_Directions_.
Compile every line that includes the word "Cindy".

_Records to use_.
□ □ □

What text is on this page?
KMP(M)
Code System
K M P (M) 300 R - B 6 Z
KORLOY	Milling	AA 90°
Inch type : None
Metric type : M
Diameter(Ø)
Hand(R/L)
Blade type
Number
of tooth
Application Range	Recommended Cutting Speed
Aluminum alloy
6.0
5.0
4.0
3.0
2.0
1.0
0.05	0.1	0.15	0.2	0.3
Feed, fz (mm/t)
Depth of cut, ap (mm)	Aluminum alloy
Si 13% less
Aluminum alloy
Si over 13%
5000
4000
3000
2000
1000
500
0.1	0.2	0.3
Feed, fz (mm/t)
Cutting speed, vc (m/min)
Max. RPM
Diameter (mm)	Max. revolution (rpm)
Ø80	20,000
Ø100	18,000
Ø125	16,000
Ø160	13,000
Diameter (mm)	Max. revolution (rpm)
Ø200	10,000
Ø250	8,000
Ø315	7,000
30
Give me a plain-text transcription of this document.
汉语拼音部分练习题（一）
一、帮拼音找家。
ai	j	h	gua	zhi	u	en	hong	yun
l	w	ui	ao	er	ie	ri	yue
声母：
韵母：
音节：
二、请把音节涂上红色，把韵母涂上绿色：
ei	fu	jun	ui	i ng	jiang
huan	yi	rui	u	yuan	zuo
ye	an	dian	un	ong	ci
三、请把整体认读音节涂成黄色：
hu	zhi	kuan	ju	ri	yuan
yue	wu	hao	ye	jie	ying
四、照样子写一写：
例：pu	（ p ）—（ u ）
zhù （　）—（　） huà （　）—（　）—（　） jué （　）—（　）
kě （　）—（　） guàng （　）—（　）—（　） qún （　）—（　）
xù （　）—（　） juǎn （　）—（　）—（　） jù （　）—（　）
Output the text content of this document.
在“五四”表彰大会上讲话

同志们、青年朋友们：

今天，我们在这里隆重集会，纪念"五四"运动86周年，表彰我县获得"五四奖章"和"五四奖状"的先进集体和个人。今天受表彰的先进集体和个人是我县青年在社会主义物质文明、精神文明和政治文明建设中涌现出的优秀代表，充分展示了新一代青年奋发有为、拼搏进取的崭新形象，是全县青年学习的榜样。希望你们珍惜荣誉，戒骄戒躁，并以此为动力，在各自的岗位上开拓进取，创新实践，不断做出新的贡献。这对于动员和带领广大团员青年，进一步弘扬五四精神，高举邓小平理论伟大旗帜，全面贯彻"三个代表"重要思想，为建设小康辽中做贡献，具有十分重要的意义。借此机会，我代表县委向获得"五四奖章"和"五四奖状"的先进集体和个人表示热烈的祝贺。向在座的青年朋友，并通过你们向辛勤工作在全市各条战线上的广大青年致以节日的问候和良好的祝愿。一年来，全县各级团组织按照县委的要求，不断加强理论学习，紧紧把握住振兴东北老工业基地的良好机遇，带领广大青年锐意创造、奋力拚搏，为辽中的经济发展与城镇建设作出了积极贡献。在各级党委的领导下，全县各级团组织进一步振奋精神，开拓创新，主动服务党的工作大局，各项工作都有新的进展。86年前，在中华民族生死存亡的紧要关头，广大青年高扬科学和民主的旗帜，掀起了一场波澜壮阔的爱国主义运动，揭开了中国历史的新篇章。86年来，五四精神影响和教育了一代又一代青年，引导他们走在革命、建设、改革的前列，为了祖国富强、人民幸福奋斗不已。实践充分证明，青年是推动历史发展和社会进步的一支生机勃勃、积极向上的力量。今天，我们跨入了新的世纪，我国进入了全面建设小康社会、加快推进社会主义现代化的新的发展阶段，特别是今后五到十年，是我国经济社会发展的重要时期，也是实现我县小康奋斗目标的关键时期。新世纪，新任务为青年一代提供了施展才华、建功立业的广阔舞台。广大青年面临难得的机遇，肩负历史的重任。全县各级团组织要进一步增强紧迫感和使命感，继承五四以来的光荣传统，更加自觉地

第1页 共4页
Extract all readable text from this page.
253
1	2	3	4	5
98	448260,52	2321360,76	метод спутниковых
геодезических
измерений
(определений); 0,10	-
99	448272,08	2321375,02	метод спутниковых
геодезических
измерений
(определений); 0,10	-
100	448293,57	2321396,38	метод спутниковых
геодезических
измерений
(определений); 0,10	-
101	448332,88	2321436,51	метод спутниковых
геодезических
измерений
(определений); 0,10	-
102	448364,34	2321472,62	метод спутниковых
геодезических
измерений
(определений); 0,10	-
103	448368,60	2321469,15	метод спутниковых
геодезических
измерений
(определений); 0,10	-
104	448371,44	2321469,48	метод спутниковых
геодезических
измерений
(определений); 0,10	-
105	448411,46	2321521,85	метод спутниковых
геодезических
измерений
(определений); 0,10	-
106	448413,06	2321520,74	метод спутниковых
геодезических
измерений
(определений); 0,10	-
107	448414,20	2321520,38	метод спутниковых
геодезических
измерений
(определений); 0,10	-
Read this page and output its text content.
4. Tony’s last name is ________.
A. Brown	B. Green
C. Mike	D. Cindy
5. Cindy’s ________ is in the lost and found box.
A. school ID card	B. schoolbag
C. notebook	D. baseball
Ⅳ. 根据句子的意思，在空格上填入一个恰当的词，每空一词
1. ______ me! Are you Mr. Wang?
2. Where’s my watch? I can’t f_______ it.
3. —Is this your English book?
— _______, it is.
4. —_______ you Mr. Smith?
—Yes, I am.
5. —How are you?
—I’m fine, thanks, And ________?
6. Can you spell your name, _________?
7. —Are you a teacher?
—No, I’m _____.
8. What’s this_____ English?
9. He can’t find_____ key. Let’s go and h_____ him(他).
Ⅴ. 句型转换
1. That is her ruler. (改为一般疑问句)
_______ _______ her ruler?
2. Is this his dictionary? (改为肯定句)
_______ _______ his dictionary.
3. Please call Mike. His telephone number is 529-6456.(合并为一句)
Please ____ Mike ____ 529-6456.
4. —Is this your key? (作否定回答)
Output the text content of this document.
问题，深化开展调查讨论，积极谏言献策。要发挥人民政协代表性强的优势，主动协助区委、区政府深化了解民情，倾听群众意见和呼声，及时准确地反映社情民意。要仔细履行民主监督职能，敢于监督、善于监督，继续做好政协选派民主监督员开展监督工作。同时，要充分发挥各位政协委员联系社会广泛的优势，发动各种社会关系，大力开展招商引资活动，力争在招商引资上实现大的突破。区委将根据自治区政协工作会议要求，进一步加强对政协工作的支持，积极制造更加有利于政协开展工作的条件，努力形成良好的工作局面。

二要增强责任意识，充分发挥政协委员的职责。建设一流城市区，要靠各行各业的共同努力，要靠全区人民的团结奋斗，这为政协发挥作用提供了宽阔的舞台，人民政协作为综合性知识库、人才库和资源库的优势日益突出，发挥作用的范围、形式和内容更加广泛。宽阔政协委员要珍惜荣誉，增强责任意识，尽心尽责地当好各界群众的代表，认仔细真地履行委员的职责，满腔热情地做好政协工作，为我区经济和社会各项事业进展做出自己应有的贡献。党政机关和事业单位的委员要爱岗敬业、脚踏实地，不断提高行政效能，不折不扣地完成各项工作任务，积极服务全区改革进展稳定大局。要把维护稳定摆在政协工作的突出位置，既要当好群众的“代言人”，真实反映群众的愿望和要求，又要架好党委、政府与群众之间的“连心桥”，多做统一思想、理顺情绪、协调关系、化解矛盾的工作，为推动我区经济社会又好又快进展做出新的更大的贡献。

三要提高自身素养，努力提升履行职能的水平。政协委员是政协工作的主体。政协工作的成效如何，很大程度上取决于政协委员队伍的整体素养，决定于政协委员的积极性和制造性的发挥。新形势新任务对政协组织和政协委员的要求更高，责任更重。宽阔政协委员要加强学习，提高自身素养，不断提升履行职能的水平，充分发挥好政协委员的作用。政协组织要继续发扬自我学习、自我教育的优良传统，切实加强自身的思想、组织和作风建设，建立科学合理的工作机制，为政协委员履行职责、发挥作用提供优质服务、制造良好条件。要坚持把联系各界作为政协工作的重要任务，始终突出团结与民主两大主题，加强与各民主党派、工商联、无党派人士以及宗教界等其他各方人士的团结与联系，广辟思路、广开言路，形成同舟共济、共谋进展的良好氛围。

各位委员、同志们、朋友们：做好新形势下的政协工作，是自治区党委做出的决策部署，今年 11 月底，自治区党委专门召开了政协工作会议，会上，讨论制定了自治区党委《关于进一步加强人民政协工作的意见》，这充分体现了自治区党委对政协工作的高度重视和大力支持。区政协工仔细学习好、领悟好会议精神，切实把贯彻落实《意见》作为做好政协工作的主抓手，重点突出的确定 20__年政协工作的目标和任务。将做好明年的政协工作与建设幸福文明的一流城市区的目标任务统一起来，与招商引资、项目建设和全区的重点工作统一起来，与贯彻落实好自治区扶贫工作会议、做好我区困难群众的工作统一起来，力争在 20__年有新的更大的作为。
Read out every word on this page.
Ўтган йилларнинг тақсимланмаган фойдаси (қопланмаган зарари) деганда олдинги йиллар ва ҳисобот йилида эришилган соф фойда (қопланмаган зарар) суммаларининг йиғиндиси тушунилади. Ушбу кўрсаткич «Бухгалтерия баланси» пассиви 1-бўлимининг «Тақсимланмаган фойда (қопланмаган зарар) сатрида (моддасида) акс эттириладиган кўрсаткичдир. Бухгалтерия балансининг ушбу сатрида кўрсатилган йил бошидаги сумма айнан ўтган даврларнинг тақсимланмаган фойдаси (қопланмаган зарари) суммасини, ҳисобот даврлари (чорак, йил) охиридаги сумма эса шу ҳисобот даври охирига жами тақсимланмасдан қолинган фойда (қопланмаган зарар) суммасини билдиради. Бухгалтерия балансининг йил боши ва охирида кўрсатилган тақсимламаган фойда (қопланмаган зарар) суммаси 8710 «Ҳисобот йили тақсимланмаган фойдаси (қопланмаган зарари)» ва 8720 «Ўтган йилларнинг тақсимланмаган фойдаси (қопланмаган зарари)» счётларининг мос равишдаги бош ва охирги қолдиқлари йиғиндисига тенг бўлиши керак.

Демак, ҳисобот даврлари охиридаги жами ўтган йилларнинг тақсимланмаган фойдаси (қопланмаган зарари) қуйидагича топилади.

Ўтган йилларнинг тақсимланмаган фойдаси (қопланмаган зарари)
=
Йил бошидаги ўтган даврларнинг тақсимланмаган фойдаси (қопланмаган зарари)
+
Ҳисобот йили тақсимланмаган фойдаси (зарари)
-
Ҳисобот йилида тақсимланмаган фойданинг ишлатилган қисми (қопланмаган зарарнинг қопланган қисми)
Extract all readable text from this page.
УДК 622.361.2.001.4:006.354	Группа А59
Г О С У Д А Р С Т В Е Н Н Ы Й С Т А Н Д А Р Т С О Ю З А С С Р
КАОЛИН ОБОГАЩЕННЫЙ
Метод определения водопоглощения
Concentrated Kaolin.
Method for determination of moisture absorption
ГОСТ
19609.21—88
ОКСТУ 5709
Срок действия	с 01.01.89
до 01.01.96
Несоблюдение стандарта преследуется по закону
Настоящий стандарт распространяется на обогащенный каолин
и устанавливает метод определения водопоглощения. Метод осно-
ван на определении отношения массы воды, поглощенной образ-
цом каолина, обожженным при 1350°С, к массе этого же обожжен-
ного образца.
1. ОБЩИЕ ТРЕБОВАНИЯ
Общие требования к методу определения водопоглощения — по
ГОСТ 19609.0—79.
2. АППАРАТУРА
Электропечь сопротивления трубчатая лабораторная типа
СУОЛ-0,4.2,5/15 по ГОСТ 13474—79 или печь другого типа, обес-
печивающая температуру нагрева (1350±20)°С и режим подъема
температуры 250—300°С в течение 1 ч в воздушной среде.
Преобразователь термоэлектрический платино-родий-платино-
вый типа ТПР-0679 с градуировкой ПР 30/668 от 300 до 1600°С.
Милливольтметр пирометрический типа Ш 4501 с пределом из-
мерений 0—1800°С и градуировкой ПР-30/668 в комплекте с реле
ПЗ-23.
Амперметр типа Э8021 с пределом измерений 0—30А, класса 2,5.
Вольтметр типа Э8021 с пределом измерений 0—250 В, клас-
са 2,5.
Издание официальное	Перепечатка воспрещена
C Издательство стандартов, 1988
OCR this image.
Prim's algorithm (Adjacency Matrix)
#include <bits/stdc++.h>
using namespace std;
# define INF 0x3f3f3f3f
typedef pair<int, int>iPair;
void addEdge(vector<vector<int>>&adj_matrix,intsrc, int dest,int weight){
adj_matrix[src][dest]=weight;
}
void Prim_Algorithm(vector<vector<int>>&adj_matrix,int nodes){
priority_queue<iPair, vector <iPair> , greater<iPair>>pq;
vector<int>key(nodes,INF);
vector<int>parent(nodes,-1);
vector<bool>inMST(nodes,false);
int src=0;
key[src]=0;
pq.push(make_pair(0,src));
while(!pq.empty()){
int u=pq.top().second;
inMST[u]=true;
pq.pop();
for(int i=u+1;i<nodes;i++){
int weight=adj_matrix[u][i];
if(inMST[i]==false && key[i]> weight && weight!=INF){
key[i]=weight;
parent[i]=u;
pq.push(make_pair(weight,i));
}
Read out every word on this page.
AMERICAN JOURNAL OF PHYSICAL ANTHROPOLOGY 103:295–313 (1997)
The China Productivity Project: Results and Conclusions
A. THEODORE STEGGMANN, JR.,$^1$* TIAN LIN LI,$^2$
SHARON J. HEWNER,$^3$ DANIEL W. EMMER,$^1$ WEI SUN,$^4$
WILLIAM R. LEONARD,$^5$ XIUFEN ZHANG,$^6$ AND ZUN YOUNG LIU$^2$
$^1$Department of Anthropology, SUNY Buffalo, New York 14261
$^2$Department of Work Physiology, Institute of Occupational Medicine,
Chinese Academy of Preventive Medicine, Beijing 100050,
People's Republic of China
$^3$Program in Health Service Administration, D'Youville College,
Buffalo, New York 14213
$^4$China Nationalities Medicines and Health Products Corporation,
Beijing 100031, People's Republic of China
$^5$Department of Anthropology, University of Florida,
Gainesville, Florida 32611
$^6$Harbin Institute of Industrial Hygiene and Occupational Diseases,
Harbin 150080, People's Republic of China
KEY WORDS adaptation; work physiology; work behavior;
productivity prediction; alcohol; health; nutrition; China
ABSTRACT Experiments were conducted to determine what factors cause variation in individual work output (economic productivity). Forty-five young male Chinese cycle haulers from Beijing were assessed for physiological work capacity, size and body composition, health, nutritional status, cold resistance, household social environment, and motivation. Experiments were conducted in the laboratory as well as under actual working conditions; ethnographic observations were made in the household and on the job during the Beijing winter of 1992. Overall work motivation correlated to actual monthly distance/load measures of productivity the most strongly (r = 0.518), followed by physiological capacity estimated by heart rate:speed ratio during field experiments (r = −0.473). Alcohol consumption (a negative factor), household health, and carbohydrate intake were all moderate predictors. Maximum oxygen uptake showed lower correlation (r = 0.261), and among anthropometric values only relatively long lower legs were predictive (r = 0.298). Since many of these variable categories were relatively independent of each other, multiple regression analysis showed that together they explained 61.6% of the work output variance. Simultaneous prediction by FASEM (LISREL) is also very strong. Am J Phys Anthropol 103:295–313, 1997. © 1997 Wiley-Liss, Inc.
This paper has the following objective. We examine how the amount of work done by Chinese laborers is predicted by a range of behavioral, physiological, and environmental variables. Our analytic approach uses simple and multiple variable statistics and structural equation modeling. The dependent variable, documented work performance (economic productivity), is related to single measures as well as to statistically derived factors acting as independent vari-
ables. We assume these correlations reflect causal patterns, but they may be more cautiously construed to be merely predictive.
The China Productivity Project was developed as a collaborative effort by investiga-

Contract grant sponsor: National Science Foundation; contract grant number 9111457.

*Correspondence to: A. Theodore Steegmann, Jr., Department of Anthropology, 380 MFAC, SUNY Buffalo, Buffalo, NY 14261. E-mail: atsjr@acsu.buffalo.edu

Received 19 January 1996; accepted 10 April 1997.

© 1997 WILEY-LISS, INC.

□ □ □

_Solution_.
C. Mike	D. Cindy
5. Cindy’s ________ is in the lost and found box.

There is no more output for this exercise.